--- Start of Document extract ---

1

In AlphaGo, the authors initialised a policy gradient network with weights trained from imitation learning. I believe this gives it a very good starting policy for the policy gradient network. the imitation network was trained on labelled data of (state, expert action) to output a softmax policy denoting the probability of actions for each state.

In my case, I would like to use weights learnt from the imitation network as initial starting weights for a DQN. Initial rewards from running the policy are high but start to decrease (for a while) as the DQN trains and later increases again.

This could suggest that the effect of initialising weights from the imitation network has little effect, since it kind of undo's the effect of initialising weights from the imitation network.

--- End of Document extract ---
--- Start of Provided material ---

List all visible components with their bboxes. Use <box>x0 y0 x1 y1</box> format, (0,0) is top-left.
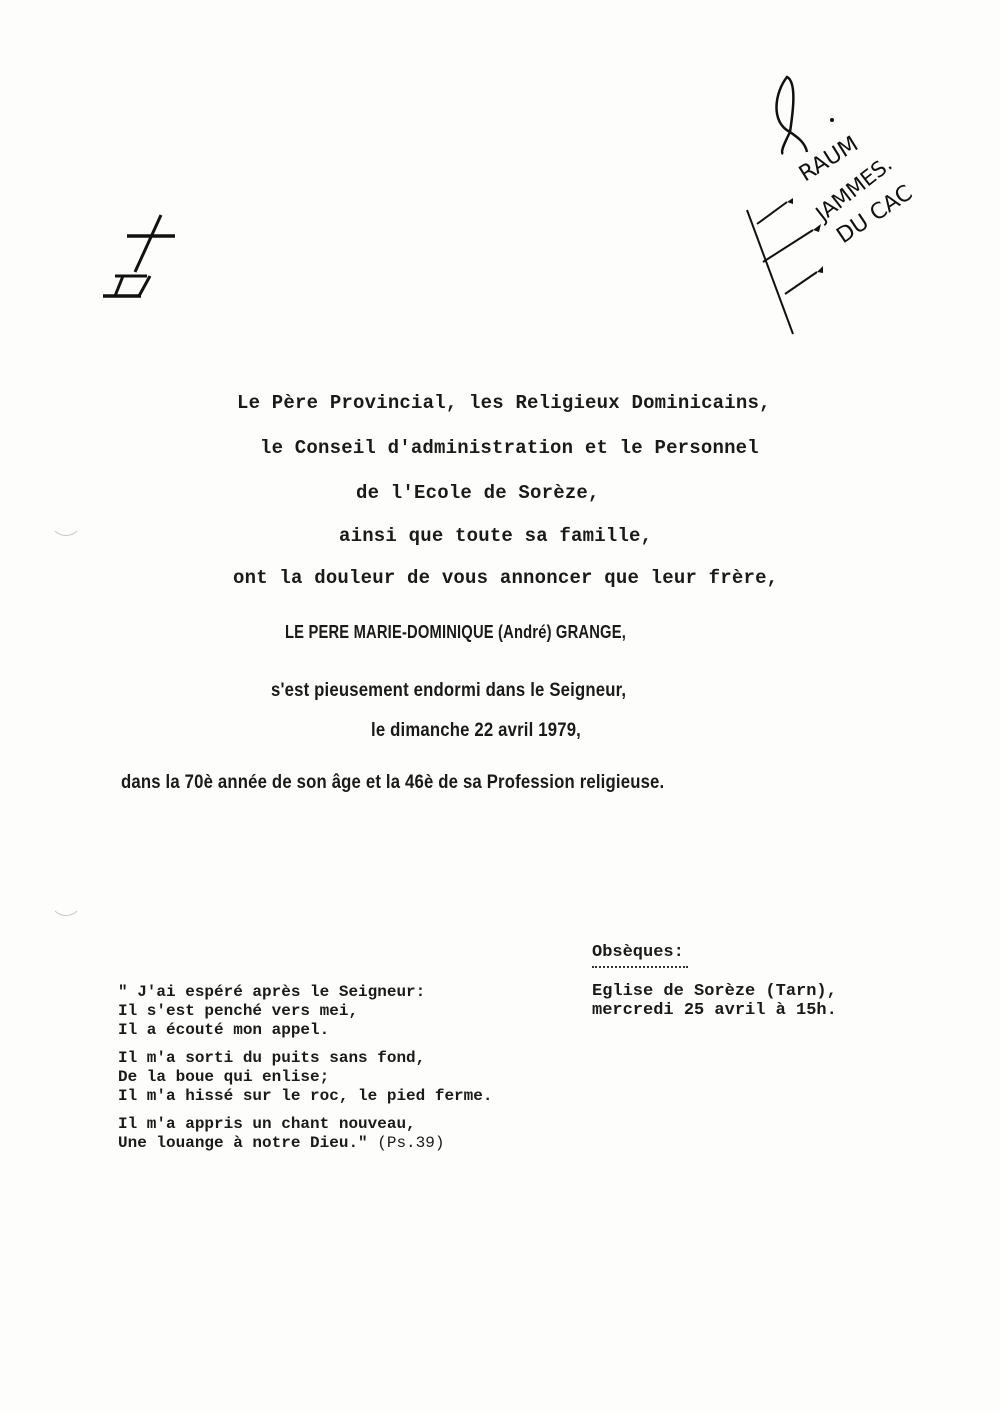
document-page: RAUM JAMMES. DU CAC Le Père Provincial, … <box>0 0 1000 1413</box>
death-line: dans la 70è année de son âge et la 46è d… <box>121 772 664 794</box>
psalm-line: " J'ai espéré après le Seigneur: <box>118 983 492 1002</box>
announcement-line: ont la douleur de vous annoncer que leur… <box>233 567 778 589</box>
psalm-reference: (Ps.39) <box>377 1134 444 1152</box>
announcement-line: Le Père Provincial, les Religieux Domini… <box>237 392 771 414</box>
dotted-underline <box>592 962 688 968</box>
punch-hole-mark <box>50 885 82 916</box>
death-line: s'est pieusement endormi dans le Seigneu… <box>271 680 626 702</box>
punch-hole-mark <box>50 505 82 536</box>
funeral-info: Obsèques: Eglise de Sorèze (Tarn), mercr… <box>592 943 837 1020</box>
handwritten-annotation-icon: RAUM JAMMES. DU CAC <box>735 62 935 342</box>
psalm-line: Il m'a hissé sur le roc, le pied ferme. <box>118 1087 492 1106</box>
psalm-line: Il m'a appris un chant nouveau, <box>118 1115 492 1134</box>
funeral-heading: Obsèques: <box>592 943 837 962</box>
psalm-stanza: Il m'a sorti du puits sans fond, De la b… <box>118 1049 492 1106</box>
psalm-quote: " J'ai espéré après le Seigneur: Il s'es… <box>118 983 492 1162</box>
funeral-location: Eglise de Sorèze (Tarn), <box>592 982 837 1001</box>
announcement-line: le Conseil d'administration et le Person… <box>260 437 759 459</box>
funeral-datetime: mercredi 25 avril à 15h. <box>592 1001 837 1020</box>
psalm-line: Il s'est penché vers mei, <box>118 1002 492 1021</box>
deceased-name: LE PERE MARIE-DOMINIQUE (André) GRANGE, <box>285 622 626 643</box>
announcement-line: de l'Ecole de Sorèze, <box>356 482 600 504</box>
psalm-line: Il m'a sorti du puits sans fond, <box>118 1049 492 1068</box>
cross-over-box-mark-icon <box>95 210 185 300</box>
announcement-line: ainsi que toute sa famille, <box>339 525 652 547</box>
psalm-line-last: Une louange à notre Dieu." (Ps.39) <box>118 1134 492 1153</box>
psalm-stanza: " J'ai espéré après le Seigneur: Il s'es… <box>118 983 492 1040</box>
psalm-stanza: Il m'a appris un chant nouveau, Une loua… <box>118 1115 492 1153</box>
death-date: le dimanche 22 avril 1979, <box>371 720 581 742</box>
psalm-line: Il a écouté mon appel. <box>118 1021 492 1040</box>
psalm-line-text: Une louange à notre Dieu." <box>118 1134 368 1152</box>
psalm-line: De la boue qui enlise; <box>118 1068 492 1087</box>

--- End of Provided material ---
--- Start of Provided material ---

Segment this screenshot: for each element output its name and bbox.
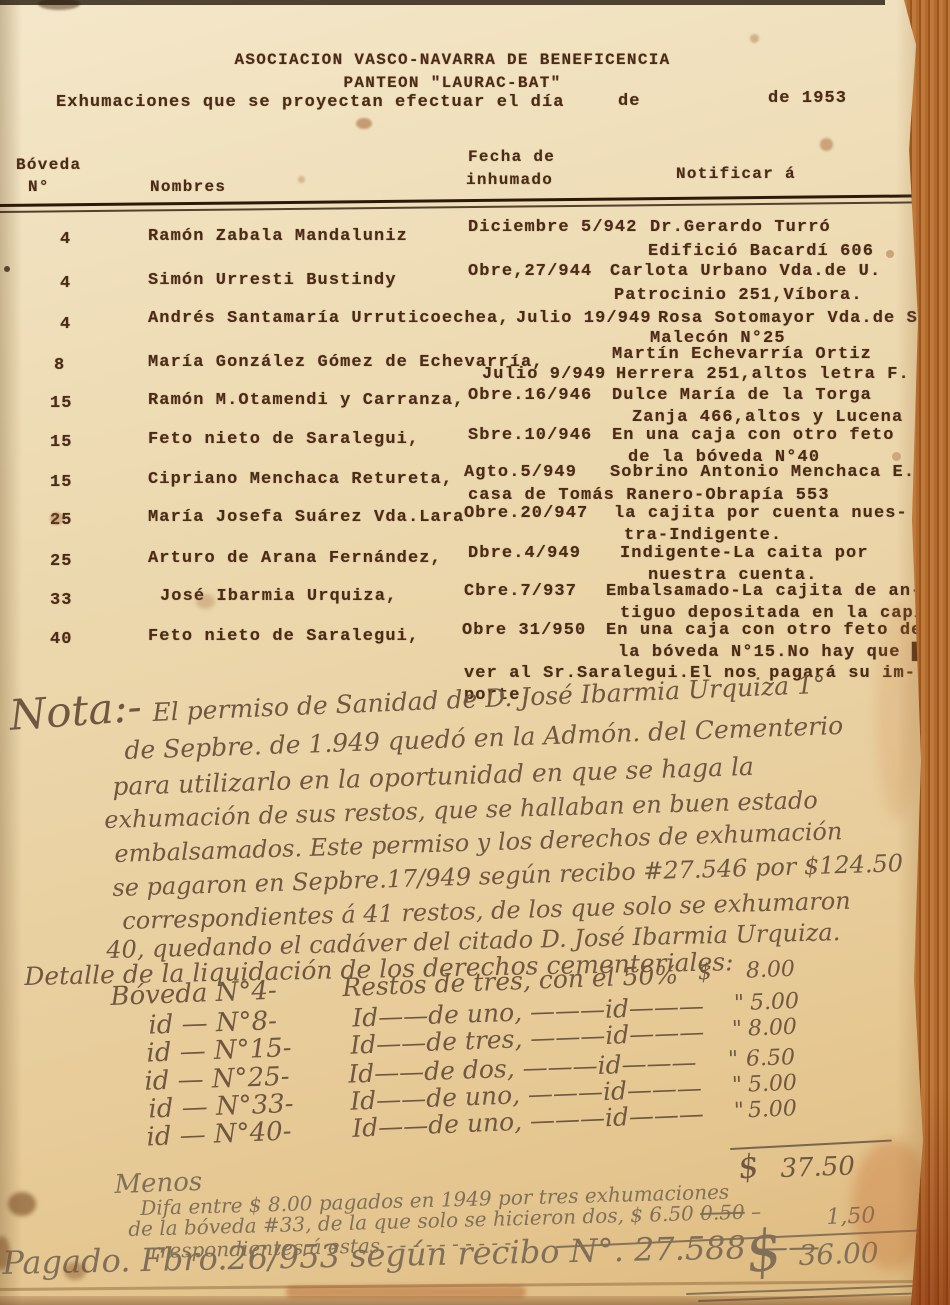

--- End of Provided material ---

- [Problems to solve]
a) Write out the passage from the post on starting a DQN with imitation-network weights, beginning at the words "In AlphaGo, the" and ending after the words "the imitation network.".
b) From the records, give again the lines beginning with the one that contains "List all visible" and ending after the one that contains "announcement-line: ont la", both included, without the pictures.

- [Results]
a)
In AlphaGo, the authors initialised a policy gradient network with weights trained from imitation learning. I believe this gives it a very good starting policy for the policy gradient network. the imitation network was trained on labelled data of (state, expert action) to output a softmax policy denoting the probability of actions for each state.

In my case, I would like to use weights learnt from the imitation network as initial starting weights for a DQN. Initial rewards from running the policy are high but start to decrease (for a while) as the DQN trains and later increases again.

This could suggest that the effect of initialising weights from the imitation network has little effect, since it kind of undo's the effect of initialising weights from the imitation network.

b)
List all visible components with their bboxes. Use <box>x0 y0 x1 y1</box> format, (0,0) is top-left.
document-page: RAUM JAMMES. DU CAC Le Père Provincial, … <box>0 0 1000 1413</box>
death-line: dans la 70è année de son âge et la 46è d… <box>121 772 664 794</box>
psalm-line: " J'ai espéré après le Seigneur: <box>118 983 492 1002</box>
announcement-line: ont la douleur de vous annoncer que leur… <box>233 567 778 589</box>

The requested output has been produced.